■ ENTRIES SUPPLIED:
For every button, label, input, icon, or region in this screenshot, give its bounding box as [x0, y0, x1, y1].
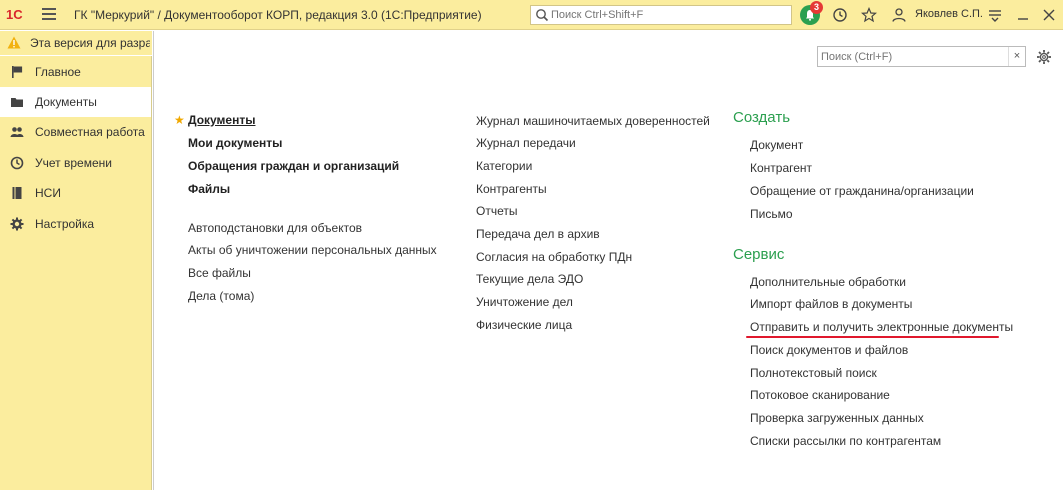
history-icon[interactable] — [832, 7, 848, 23]
clock-icon — [10, 156, 24, 170]
favorite-star-icon[interactable]: ★ — [174, 113, 185, 127]
section-content: × ★ Документы Мои документы Обращения гр… — [153, 31, 1063, 490]
sidebar-item-label: Главное — [35, 65, 81, 79]
global-search[interactable] — [530, 5, 792, 25]
highlight-underline — [746, 336, 999, 338]
link-categories[interactable]: Категории — [476, 159, 532, 173]
service-search-docs[interactable]: Поиск документов и файлов — [750, 343, 908, 357]
sidebar-item-reference-data[interactable]: НСИ — [0, 178, 151, 208]
user-icon[interactable] — [891, 7, 907, 23]
link-files[interactable]: Файлы — [188, 182, 230, 196]
notification-count-badge: 3 — [810, 1, 823, 14]
book-icon — [12, 187, 22, 199]
sections-panel: Главное Документы Совместная работа Учет… — [0, 56, 152, 490]
link-case-destruction[interactable]: Уничтожение дел — [476, 295, 573, 309]
app-logo: 1С — [6, 7, 23, 22]
link-poa-journal[interactable]: Журнал машиночитаемых доверенностей — [476, 114, 710, 128]
clear-search-button[interactable]: × — [1008, 47, 1025, 66]
service-send-receive-edocs[interactable]: Отправить и получить электронные докумен… — [750, 320, 1013, 334]
title-bar: 1С ГК "Меркурий" / Документооборот КОРП,… — [0, 0, 1063, 30]
sidebar-item-label: НСИ — [35, 186, 61, 200]
panel-settings-icon[interactable] — [1036, 49, 1052, 65]
service-mailing-lists[interactable]: Списки рассылки по контрагентам — [750, 434, 941, 448]
developer-version-warning: Эта версия для разрабо — [0, 31, 152, 55]
create-appeal[interactable]: Обращение от гражданина/организации — [750, 184, 974, 198]
star-icon[interactable] — [861, 7, 877, 23]
sidebar-item-main[interactable]: Главное — [0, 57, 151, 87]
window-title: ГК "Меркурий" / Документооборот КОРП, ре… — [74, 8, 482, 22]
link-destruction-acts[interactable]: Акты об уничтожении персональных данных — [188, 243, 437, 257]
sidebar-item-label: Совместная работа — [35, 125, 145, 139]
sidebar-item-time-tracking[interactable]: Учет времени — [0, 148, 151, 178]
service-extra-processing[interactable]: Дополнительные обработки — [750, 275, 906, 289]
service-fulltext-search[interactable]: Полнотекстовый поиск — [750, 366, 877, 380]
service-check-data[interactable]: Проверка загруженных данных — [750, 411, 924, 425]
section-title-create: Создать — [733, 109, 791, 126]
link-autosubstitutions[interactable]: Автоподстановки для объектов — [188, 221, 362, 235]
link-pd-consents[interactable]: Согласия на обработку ПДн — [476, 250, 632, 264]
sidebar-item-label: Настройка — [35, 217, 95, 231]
link-transfer-journal[interactable]: Журнал передачи — [476, 136, 576, 150]
sidebar-item-collaboration[interactable]: Совместная работа — [0, 117, 151, 147]
settings-menu-icon[interactable] — [987, 7, 1003, 23]
section-title-service: Сервис — [733, 246, 785, 263]
link-reports[interactable]: Отчеты — [476, 204, 517, 218]
link-documents[interactable]: Документы — [188, 113, 255, 127]
link-current-edo[interactable]: Текущие дела ЭДО — [476, 272, 583, 286]
flag-icon — [12, 66, 23, 78]
link-cases[interactable]: Дела (тома) — [188, 289, 254, 303]
gear-icon — [10, 217, 24, 231]
people-icon — [10, 127, 24, 137]
folder-icon — [11, 98, 23, 107]
link-citizen-appeals[interactable]: Обращения граждан и организаций — [188, 159, 399, 173]
menu-icon[interactable] — [42, 8, 56, 20]
service-import-files[interactable]: Импорт файлов в документы — [750, 297, 912, 311]
sidebar-item-label: Документы — [35, 95, 97, 109]
search-icon — [536, 9, 549, 22]
sidebar-item-documents[interactable]: Документы — [0, 87, 151, 117]
user-name[interactable]: Яковлев С.П. — [915, 8, 983, 20]
create-letter[interactable]: Письмо — [750, 207, 793, 221]
sidebar-item-label: Учет времени — [35, 156, 112, 170]
link-counterparties[interactable]: Контрагенты — [476, 182, 547, 196]
minimize-icon[interactable] — [1015, 7, 1031, 23]
section-search-input[interactable] — [821, 49, 1001, 64]
link-individuals[interactable]: Физические лица — [476, 318, 572, 332]
warning-text: Эта версия для разрабо — [30, 36, 150, 50]
close-icon[interactable] — [1041, 7, 1057, 23]
warning-icon — [7, 36, 21, 49]
link-all-files[interactable]: Все файлы — [188, 266, 251, 280]
create-counterparty[interactable]: Контрагент — [750, 161, 812, 175]
section-search[interactable]: × — [817, 46, 1026, 67]
link-archive-transfer[interactable]: Передача дел в архив — [476, 227, 600, 241]
global-search-input[interactable] — [551, 7, 787, 23]
service-stream-scanning[interactable]: Потоковое сканирование — [750, 388, 890, 402]
create-document[interactable]: Документ — [750, 138, 803, 152]
link-my-documents[interactable]: Мои документы — [188, 136, 282, 150]
sidebar-item-settings[interactable]: Настройка — [0, 209, 151, 239]
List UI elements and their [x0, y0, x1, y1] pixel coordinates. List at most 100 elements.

■ DIRECTION: Copy the records from the line with "history-icon[interactable] — [832, 7, 848, 23]" up to and including the line with "user-icon[interactable] — [891, 7, 907, 23]", switching "clock-icon" to "time-icon" and leaving everything else unchanged.

■ SOLUTION TO THIS TASK:
history-icon[interactable] — [832, 7, 848, 23]
time-icon — [10, 156, 24, 170]
favorite-star-icon[interactable]: ★ — [174, 113, 185, 127]
section-content: × ★ Документы Мои документы Обращения гр… — [153, 31, 1063, 490]
sidebar-item-label: Главное — [35, 65, 81, 79]
global-search[interactable] — [530, 5, 792, 25]
highlight-underline — [746, 336, 999, 338]
link-categories[interactable]: Категории — [476, 159, 532, 173]
service-search-docs[interactable]: Поиск документов и файлов — [750, 343, 908, 357]
sidebar-item-reference-data[interactable]: НСИ — [0, 178, 151, 208]
user-icon[interactable] — [891, 7, 907, 23]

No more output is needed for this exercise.